Do this: The records below should be written out again, exactly.

Saved data entries:
+ + + + +
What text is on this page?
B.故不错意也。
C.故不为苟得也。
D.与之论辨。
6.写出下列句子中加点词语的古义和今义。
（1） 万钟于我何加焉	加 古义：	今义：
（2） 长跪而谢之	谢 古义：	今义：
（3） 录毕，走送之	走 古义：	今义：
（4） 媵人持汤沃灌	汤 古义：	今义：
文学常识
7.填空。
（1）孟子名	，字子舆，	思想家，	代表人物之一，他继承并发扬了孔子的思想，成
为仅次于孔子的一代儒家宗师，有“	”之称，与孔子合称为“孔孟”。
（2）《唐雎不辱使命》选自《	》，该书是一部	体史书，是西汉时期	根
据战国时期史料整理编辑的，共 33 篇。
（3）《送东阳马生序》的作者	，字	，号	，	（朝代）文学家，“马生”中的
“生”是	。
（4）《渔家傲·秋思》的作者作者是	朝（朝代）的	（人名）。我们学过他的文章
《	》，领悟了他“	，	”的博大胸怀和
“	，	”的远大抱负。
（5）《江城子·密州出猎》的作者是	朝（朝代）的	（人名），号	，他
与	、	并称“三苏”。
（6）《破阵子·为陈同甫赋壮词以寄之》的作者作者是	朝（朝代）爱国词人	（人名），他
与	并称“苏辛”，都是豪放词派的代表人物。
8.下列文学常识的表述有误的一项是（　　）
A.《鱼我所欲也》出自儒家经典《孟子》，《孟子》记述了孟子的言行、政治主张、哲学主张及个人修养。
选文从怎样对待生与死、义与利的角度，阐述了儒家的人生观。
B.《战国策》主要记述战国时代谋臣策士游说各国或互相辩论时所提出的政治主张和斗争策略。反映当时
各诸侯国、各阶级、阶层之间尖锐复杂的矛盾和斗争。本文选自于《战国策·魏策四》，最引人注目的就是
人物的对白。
+ + + + +
Written solution:
What text is on this page?
B.故不错意也。
C.故不为苟得也。
D.与之论辨。
6.写出下列句子中加点词语的古义和今义。
（1） 万钟于我何加焉	加 古义：	今义：
（2） 长跪而谢之	谢 古义：	今义：
（3） 录毕，走送之	走 古义：	今义：
（4） 媵人持汤沃灌	汤 古义：	今义：
文学常识
7.填空。
（1）孟子名	，字子舆，	思想家，	代表人物之一，他继承并发扬了孔子的思想，成
为仅次于孔子的一代儒家宗师，有“	”之称，与孔子合称为“孔孟”。
（2）《唐雎不辱使命》选自《	》，该书是一部	体史书，是西汉时期	根
据战国时期史料整理编辑的，共 33 篇。
（3）《送东阳马生序》的作者	，字	，号	，	（朝代）文学家，“马生”中的
“生”是	。
（4）《渔家傲·秋思》的作者作者是	朝（朝代）的	（人名）。我们学过他的文章
《	》，领悟了他“	，	”的博大胸怀和
“	，	”的远大抱负。
（5）《江城子·密州出猎》的作者是	朝（朝代）的	（人名），号	，他
与	、	并称“三苏”。
（6）《破阵子·为陈同甫赋壮词以寄之》的作者作者是	朝（朝代）爱国词人	（人名），他
与	并称“苏辛”，都是豪放词派的代表人物。
8.下列文学常识的表述有误的一项是（　　）
A.《鱼我所欲也》出自儒家经典《孟子》，《孟子》记述了孟子的言行、政治主张、哲学主张及个人修养。
选文从怎样对待生与死、义与利的角度，阐述了儒家的人生观。
B.《战国策》主要记述战国时代谋臣策士游说各国或互相辩论时所提出的政治主张和斗争策略。反映当时
各诸侯国、各阶级、阶层之间尖锐复杂的矛盾和斗争。本文选自于《战国策·魏策四》，最引人注目的就是
人物的对白。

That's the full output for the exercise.